◆ Input records
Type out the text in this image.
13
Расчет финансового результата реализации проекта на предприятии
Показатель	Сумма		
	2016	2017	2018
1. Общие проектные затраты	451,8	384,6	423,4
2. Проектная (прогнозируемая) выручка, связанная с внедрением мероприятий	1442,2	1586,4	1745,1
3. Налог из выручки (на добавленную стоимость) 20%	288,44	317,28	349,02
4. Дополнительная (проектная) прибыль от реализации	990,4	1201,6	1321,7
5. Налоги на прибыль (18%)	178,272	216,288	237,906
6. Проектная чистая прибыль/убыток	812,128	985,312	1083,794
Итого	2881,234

◆ Goal
Work out how many lines in the entries hold the string "реализации". Your answer should consist solely of that number.

◆ Task output
2